EXERCISE INSTRUCTIONS: Select all lines in the records that include "title".

MATERIAL:

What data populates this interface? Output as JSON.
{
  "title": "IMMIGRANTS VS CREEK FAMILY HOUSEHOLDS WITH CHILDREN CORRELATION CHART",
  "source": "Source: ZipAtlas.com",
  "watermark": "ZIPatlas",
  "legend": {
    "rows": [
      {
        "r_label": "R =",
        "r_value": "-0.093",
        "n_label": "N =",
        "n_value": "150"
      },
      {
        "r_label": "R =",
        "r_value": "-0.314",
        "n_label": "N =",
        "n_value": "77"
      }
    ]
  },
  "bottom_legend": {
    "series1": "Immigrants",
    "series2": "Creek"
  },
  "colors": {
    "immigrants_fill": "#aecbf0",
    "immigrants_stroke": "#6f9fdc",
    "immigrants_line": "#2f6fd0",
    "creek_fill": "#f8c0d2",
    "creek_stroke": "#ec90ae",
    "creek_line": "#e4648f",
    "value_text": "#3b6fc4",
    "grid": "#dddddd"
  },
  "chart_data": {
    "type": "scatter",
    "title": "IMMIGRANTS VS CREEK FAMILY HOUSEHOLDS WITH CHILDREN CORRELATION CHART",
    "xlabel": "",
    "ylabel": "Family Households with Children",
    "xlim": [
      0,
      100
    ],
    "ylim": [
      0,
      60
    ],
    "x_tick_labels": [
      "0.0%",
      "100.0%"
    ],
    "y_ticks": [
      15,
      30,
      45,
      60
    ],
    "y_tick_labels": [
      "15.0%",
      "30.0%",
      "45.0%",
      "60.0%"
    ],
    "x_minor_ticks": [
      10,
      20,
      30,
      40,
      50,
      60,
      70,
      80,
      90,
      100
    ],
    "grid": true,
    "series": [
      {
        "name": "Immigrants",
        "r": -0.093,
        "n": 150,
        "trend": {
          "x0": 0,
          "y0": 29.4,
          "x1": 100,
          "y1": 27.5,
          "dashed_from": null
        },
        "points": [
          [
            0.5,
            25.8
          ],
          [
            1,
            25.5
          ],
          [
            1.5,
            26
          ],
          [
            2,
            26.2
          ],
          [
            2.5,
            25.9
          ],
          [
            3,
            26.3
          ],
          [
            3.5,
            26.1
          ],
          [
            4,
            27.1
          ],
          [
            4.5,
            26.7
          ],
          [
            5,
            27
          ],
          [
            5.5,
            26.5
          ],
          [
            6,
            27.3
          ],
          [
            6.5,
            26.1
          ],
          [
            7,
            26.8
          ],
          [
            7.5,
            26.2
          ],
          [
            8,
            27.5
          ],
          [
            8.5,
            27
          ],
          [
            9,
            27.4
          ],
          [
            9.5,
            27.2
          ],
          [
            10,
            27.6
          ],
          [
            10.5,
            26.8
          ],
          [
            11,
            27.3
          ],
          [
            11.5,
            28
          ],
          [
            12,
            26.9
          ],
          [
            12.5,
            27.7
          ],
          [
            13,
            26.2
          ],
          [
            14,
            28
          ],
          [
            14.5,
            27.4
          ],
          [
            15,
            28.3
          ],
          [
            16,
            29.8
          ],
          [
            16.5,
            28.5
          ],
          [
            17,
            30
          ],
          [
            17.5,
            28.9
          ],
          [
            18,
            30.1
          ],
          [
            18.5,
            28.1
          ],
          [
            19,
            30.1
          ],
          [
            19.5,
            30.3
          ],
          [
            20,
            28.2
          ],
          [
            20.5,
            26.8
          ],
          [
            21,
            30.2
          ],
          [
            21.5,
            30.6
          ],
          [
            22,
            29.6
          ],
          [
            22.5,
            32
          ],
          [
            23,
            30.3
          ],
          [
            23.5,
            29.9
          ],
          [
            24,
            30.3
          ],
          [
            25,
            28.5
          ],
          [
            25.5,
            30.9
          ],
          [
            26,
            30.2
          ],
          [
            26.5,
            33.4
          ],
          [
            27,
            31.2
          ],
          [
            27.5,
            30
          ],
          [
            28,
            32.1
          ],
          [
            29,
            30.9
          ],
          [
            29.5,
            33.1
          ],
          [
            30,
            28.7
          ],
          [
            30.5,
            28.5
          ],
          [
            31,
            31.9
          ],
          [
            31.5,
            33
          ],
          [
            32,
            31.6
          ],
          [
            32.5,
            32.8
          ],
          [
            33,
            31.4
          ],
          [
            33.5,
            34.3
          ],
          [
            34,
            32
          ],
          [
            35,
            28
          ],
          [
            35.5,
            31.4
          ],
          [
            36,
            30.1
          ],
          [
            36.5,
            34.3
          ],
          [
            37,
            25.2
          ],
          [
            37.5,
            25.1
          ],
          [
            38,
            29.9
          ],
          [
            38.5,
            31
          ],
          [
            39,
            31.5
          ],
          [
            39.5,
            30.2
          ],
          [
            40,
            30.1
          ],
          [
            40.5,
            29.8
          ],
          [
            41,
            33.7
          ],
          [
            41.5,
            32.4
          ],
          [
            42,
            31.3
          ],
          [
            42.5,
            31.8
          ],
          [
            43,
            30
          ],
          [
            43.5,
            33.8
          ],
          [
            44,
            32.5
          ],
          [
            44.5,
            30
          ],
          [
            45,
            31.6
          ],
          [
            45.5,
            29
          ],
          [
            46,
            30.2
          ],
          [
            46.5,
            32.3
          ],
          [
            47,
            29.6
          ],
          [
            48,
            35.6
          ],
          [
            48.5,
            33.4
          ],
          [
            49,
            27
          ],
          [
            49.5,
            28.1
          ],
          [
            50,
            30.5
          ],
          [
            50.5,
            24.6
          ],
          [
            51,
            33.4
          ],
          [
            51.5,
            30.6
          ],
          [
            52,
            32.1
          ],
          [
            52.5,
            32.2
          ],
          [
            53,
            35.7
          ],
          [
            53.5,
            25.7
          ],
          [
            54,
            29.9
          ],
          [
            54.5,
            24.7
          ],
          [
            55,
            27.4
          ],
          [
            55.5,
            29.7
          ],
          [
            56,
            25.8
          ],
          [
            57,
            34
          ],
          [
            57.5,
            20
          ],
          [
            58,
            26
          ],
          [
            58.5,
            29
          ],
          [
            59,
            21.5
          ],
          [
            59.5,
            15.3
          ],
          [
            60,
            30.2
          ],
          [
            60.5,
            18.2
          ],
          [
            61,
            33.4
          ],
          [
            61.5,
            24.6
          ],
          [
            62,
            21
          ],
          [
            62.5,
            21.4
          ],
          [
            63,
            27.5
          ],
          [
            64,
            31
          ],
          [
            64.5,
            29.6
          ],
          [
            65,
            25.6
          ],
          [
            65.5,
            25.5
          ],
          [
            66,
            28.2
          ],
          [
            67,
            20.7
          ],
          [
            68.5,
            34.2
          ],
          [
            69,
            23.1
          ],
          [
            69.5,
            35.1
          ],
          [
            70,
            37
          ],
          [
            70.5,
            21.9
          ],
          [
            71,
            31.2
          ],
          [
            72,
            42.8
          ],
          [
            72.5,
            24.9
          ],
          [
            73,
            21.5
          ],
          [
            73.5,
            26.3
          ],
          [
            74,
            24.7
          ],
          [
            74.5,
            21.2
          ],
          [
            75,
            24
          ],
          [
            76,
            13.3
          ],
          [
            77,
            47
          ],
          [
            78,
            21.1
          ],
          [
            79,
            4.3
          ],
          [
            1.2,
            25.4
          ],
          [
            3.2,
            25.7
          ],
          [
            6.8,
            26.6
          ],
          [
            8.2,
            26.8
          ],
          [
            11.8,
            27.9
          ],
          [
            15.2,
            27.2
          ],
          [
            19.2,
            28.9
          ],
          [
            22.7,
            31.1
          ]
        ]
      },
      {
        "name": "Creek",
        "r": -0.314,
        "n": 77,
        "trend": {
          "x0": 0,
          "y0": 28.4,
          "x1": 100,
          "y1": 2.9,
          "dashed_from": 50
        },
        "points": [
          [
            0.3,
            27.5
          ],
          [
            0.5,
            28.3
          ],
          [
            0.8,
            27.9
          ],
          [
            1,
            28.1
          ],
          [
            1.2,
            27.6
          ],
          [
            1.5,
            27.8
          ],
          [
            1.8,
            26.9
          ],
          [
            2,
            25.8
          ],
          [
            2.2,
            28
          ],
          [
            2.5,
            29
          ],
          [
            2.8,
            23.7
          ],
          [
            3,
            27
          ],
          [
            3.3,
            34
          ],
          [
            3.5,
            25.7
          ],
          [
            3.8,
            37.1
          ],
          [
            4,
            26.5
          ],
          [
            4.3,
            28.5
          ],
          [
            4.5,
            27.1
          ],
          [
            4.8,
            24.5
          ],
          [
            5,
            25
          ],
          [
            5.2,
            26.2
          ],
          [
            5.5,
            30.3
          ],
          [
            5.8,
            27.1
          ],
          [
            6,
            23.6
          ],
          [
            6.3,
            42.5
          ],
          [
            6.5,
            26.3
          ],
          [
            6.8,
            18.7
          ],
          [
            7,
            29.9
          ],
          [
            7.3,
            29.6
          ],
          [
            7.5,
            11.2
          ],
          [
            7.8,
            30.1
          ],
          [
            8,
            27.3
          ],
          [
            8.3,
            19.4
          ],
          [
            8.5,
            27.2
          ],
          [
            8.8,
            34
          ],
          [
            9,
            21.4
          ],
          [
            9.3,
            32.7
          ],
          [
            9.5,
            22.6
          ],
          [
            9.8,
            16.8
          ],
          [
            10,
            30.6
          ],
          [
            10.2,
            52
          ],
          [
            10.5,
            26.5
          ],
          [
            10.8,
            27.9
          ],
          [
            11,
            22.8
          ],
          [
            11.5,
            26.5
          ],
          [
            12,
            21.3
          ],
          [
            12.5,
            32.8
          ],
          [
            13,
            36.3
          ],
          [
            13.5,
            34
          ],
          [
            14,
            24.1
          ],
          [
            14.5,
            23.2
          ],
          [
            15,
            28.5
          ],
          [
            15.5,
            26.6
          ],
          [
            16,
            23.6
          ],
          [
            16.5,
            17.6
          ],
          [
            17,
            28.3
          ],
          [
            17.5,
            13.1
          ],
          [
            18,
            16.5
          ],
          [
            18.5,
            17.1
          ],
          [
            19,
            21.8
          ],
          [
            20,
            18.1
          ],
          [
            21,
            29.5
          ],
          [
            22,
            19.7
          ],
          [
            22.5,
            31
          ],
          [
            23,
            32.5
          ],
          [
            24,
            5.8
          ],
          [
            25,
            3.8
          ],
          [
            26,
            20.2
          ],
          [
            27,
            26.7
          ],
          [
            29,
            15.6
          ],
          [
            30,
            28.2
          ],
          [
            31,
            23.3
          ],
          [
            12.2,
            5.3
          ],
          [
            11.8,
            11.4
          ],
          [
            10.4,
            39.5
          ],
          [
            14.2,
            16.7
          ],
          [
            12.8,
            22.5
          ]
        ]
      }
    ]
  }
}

RESPONSE:
  "title": "IMMIGRANTS VS CREEK FAMILY HOUSEHOLDS WITH CHILDREN CORRELATION CHART",
    "title": "IMMIGRANTS VS CREEK FAMILY HOUSEHOLDS WITH CHILDREN CORRELATION CHART",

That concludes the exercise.